Find each line with the string "JSON" and report it.

**DATASET**:

....

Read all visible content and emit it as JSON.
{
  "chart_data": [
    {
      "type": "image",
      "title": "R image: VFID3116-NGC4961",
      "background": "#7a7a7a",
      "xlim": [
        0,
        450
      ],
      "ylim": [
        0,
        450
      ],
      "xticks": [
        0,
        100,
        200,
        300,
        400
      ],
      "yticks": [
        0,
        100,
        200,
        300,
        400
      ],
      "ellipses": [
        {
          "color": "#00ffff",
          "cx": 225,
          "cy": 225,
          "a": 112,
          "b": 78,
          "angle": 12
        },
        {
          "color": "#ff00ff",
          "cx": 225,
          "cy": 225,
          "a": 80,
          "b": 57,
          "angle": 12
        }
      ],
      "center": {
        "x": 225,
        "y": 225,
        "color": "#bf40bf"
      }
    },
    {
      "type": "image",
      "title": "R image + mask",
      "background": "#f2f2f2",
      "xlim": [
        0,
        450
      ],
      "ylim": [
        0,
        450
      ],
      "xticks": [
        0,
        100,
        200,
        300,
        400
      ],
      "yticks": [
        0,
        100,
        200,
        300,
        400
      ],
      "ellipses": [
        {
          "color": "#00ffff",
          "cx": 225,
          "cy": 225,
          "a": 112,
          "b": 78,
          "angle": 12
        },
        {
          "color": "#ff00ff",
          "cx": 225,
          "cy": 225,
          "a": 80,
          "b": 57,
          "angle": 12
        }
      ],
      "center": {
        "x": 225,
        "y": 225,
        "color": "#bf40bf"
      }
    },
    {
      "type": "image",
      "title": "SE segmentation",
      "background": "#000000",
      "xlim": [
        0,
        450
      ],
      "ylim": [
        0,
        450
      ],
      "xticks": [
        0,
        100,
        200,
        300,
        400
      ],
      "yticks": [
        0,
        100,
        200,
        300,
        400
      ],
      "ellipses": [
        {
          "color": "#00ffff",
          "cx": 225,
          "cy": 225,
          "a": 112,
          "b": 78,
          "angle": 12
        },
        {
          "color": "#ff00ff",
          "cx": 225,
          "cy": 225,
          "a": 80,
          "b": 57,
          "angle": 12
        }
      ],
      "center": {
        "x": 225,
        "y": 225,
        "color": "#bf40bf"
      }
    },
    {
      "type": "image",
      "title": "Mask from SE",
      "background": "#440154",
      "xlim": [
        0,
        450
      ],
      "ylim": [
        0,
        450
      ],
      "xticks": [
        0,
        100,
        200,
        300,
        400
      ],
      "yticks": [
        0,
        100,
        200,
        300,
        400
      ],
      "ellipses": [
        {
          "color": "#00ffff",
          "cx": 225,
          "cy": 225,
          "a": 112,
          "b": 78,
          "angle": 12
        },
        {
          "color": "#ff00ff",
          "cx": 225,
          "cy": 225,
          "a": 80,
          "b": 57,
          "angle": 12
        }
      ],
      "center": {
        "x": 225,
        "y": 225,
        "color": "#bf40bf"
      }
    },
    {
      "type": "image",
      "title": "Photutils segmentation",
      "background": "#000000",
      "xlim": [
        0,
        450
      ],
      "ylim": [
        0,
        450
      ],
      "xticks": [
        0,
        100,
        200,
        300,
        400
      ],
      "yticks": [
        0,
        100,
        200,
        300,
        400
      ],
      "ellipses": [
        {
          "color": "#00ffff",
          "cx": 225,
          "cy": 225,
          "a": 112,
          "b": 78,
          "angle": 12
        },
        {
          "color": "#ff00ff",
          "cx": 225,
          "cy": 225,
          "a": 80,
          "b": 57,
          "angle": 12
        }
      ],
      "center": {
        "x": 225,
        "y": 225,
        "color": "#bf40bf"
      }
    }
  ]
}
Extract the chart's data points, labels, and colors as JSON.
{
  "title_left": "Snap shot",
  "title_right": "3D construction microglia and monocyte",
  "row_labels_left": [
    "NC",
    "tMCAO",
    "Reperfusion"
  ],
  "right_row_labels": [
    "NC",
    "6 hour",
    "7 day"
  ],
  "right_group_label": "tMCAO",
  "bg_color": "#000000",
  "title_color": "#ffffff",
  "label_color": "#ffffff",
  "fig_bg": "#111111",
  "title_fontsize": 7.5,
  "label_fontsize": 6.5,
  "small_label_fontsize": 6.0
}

....

**ANSWER TO THE PROBLEM**:
Read all visible content and emit it as JSON.
Extract the chart's data points, labels, and colors as JSON.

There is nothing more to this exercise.